### Set exercise a:
Return a verbatim copy of the photography text below, everything from "VI. Enhance image" down to "the newsletter, too.".

### Reading passage:
· · · · ·

VI. Enhance image quality.
  • This is probably the most important step to do in the correct order in digital workflow. It is easy to make the wrong image adjustments first.
  • Begin with global adjustments, those that will affect the entire image; exposure, contrast, cropping, white balance, saturation, clarity, dehaze, lens correction, etc.
  • Move into local adjustments for individual areas; burning, dodging, isolate individual color enhancements, spot removal, texture, vibrance, HSL, etc.
VII. Printing or Sharing!

 

Focal Length Explained

This information is an extension to the LEARN article in the Winter 2020 Newsletter. If you are starting here, do go and check out the newsletter, too. 

Many photographers do not use the full creative potential of their lenses. And many don’t realize what the controls of the lens are. I believe that one thing that contributes to this confusion is that the lens adjustments are accessed through the camera body. This creates a disconnect. For instance, to auto-focus you press slightly on your shutter button on the camera body, and to change your aperture you adjust your f-stop selection with your main control wheel also on the camera body, while all along these mechanisms are actually in the lens.

All lenses have 3 controls; aperture, focus, and focal length. Each of these controls offer the photographer different options in how they record their scene. They are the creative controls of the lens. The following information only addresses the focal length as I find that it is often misused or underused for creativity.

Focal length – In technical terms the focal length number, in millimeters, is determined by the distance between the point in the lens where the light-rays converge and the point at which the light reaches the digital sensor or film while focused at infinity.

It is not the actual length, or size, of the lens barrel. The focal length number is the basic description of the lens and how we usually refer to it. We also talk about lenses in regard to their angle of view which also relates to the focal length.

 

 

Wide Angle gives, just as it implies, a wider angle of view. And in doing so, it makes all the objects in your scene smaller than how they look to the naked eye. There are many applications for using wide-angle lens. Two good basic ones are for shooting indoors and landscapes.

 

Telephoto lenses have a narrow angle of view, and as the name implies, it magnifies like a telescope, or optically brings objects closer to you. This, like the wide-angle lens, is distorting reality by making the objects different from how the eye sees them. Telephoto lenses are often used when you can’t get close to your subject, like a sports game or wildlife.

· · · · ·

### Dataset records:
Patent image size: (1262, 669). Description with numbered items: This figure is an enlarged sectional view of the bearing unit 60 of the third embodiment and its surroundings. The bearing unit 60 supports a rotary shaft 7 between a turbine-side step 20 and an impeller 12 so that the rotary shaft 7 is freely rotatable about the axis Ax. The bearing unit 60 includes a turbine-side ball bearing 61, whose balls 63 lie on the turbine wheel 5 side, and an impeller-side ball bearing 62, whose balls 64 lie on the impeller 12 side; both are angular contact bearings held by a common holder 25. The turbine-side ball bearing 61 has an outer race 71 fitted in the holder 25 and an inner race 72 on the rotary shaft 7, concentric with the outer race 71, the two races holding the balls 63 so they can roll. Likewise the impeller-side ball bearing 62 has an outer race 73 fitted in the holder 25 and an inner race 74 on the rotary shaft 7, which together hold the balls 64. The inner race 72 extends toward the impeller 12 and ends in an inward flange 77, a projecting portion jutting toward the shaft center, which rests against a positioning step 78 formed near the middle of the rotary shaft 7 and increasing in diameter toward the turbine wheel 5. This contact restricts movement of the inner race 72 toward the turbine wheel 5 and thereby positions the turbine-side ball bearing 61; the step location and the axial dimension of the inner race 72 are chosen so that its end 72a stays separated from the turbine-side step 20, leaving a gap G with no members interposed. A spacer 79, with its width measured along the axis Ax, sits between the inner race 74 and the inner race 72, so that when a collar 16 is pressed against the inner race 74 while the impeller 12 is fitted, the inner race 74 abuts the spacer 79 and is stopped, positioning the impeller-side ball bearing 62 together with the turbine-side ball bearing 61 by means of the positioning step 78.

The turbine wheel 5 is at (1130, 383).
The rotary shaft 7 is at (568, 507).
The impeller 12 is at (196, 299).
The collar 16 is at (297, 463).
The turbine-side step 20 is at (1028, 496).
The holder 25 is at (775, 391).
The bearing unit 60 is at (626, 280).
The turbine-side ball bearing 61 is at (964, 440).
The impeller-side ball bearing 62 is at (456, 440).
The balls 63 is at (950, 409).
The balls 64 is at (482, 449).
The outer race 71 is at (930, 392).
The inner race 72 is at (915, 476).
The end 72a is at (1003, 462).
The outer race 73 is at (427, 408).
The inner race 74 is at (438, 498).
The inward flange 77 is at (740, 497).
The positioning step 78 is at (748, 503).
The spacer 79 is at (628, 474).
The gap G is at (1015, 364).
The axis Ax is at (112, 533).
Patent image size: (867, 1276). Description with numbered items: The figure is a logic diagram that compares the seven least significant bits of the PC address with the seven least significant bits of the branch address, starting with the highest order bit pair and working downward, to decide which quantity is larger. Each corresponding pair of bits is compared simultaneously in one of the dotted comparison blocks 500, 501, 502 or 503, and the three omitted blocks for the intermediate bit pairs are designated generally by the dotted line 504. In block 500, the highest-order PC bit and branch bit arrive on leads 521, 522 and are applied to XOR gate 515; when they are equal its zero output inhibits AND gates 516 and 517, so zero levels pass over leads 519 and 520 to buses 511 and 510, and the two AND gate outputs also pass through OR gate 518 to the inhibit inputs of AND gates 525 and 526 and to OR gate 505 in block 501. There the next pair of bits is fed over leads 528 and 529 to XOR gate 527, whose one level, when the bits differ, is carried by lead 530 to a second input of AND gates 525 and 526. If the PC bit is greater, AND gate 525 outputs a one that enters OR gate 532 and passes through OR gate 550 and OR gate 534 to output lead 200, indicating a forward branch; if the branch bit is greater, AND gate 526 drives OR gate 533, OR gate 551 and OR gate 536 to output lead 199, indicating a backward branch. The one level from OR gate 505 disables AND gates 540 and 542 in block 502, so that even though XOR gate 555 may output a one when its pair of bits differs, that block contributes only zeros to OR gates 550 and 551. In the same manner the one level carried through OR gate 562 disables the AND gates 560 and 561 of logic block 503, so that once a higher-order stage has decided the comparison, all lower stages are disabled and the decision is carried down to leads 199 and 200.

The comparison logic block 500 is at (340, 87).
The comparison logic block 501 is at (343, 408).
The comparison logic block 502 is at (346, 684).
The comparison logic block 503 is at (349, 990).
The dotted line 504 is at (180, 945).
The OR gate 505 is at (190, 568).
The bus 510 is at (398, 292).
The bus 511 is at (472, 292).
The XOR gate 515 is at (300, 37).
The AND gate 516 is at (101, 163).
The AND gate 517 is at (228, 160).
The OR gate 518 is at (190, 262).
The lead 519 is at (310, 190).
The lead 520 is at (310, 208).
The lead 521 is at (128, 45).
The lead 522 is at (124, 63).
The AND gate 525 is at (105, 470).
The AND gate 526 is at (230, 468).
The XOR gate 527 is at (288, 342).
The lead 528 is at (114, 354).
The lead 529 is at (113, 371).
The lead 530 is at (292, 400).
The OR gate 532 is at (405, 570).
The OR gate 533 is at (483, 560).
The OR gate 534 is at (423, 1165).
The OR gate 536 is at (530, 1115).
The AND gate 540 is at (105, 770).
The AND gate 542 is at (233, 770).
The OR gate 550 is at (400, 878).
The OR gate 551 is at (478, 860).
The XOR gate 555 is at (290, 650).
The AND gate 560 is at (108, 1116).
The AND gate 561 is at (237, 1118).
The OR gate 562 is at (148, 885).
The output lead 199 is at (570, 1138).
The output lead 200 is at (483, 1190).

· · · · ·

### Set exercise b:
Retype the records above, everything from their first line down to the line containing "The turbine wheel 5 is at (1130, 383).", both ends included, without changing a character.

### Full response a:
VI. Enhance image quality.
  • This is probably the most important step to do in the correct order in digital workflow. It is easy to make the wrong image adjustments first.
  • Begin with global adjustments, those that will affect the entire image; exposure, contrast, cropping, white balance, saturation, clarity, dehaze, lens correction, etc.
  • Move into local adjustments for individual areas; burning, dodging, isolate individual color enhancements, spot removal, texture, vibrance, HSL, etc.
VII. Printing or Sharing!

 

Focal Length Explained

This information is an extension to the LEARN article in the Winter 2020 Newsletter. If you are starting here, do go and check out the newsletter, too.

### Full response b:
Patent image size: (1262, 669). Description with numbered items: This figure is an enlarged sectional view of the bearing unit 60 of the third embodiment and its surroundings. The bearing unit 60 supports a rotary shaft 7 between a turbine-side step 20 and an impeller 12 so that the rotary shaft 7 is freely rotatable about the axis Ax. The bearing unit 60 includes a turbine-side ball bearing 61, whose balls 63 lie on the turbine wheel 5 side, and an impeller-side ball bearing 62, whose balls 64 lie on the impeller 12 side; both are angular contact bearings held by a common holder 25. The turbine-side ball bearing 61 has an outer race 71 fitted in the holder 25 and an inner race 72 on the rotary shaft 7, concentric with the outer race 71, the two races holding the balls 63 so they can roll. Likewise the impeller-side ball bearing 62 has an outer race 73 fitted in the holder 25 and an inner race 74 on the rotary shaft 7, which together hold the balls 64. The inner race 72 extends toward the impeller 12 and ends in an inward flange 77, a projecting portion jutting toward the shaft center, which rests against a positioning step 78 formed near the middle of the rotary shaft 7 and increasing in diameter toward the turbine wheel 5. This contact restricts movement of the inner race 72 toward the turbine wheel 5 and thereby positions the turbine-side ball bearing 61; the step location and the axial dimension of the inner race 72 are chosen so that its end 72a stays separated from the turbine-side step 20, leaving a gap G with no members interposed. A spacer 79, with its width measured along the axis Ax, sits between the inner race 74 and the inner race 72, so that when a collar 16 is pressed against the inner race 74 while the impeller 12 is fitted, the inner race 74 abuts the spacer 79 and is stopped, positioning the impeller-side ball bearing 62 together with the turbine-side ball bearing 61 by means of the positioning step 78.

The turbine wheel 5 is at (1130, 383).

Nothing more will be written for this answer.